:: Input records ::

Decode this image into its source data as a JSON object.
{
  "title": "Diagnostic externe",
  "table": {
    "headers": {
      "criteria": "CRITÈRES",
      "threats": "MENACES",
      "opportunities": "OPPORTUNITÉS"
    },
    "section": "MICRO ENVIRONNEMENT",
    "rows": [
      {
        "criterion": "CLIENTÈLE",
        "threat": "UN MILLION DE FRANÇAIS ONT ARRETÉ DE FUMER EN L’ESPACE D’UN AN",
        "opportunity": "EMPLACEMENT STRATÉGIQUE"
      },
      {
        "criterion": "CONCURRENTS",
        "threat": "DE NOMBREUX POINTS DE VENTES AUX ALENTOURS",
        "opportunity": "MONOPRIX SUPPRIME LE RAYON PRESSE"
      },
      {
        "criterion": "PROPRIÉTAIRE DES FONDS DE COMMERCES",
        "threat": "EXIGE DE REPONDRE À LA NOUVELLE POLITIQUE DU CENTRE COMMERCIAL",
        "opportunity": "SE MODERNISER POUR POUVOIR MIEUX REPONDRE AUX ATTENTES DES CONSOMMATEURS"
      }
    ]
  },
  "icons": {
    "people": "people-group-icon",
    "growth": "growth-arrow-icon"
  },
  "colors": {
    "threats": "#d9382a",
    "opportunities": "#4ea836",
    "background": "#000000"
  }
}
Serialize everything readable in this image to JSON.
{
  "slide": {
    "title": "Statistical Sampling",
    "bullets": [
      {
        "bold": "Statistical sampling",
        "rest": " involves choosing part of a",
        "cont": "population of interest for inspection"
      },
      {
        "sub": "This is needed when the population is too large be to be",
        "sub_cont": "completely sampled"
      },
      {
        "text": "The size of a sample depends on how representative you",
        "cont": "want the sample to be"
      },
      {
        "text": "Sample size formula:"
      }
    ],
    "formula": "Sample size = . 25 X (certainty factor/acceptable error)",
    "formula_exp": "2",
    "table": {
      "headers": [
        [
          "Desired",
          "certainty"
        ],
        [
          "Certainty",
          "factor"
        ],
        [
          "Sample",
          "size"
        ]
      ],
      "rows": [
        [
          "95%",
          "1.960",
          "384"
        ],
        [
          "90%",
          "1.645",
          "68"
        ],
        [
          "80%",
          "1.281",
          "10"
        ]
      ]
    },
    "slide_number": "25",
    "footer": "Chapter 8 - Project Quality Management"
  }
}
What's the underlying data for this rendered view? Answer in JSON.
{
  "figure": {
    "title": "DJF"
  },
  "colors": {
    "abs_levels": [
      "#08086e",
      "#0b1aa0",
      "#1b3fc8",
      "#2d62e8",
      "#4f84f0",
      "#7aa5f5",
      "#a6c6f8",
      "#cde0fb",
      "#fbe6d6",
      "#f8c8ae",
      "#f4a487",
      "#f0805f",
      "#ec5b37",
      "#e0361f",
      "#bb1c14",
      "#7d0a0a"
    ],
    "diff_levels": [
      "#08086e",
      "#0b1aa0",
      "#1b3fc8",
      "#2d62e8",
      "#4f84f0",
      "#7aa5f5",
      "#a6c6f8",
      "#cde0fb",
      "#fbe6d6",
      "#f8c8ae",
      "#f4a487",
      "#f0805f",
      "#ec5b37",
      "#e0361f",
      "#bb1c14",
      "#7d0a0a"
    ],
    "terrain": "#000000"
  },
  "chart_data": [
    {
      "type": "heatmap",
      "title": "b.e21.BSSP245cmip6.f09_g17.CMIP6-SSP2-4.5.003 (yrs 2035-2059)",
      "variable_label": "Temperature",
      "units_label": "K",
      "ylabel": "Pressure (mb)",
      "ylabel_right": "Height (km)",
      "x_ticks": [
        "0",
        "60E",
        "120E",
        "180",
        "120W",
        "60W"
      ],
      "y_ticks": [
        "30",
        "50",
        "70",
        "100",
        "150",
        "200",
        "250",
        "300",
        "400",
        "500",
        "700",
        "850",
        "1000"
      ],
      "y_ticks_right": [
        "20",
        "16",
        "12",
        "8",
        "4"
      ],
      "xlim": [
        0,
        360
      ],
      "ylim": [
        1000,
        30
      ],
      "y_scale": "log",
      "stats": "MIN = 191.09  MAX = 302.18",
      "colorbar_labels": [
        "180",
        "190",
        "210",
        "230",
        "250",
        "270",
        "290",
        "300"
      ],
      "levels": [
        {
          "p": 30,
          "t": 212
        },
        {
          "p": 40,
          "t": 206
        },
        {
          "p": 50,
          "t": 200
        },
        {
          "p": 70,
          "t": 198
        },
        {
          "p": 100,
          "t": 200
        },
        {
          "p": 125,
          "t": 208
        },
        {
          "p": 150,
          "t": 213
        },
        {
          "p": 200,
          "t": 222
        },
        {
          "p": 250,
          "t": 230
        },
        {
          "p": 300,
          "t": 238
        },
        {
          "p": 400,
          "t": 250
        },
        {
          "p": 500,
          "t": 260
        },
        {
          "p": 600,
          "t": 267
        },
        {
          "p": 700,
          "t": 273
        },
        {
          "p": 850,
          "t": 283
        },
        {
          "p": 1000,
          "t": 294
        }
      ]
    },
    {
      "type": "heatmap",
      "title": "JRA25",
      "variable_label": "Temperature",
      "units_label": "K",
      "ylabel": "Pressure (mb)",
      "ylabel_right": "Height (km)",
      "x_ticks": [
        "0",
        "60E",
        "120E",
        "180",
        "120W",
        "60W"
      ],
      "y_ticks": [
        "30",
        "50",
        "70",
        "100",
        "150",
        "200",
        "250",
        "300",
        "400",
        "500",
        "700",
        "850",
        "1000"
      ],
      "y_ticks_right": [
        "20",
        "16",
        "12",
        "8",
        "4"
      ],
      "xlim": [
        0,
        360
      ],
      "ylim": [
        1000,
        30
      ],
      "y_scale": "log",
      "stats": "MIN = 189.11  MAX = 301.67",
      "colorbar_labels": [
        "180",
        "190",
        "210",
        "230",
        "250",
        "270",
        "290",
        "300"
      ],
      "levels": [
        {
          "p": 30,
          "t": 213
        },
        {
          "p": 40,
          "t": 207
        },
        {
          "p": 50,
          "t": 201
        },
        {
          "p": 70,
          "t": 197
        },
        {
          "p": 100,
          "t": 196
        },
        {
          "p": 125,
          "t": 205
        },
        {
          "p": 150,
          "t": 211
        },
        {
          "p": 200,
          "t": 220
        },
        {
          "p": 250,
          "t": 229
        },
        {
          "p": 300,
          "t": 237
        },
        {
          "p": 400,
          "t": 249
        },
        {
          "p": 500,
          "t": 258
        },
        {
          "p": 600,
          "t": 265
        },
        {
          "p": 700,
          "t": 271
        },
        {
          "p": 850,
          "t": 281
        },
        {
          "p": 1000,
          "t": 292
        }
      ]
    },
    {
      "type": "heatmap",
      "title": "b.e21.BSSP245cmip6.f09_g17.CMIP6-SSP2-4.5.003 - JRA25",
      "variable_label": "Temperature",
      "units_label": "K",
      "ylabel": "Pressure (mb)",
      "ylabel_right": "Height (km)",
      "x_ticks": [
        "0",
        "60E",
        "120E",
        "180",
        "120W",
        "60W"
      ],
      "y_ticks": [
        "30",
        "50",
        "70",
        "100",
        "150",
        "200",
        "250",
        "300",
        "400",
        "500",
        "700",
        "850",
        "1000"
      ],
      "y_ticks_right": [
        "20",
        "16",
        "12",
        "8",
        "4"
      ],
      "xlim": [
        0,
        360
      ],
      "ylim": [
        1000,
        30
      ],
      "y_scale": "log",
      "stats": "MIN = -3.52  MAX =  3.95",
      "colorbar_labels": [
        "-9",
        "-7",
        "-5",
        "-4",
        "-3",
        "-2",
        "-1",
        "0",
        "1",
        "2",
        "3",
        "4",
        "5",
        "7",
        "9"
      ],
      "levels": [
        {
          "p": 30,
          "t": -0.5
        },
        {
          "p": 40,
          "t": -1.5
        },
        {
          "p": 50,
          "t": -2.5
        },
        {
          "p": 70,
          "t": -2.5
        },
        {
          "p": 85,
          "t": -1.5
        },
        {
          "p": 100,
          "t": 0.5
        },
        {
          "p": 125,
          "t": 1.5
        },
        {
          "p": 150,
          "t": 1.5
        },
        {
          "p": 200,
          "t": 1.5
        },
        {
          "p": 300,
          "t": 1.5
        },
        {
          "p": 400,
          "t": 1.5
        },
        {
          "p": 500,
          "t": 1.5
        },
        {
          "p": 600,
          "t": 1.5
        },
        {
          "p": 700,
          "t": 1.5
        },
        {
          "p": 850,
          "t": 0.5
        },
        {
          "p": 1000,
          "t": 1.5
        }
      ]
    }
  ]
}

:: Task details ::
Check each line of the records for the word "factor" and extract those that contain it.

:: Worked answer ::
    "formula": "Sample size = . 25 X (certainty factor/acceptable error)",
          "factor"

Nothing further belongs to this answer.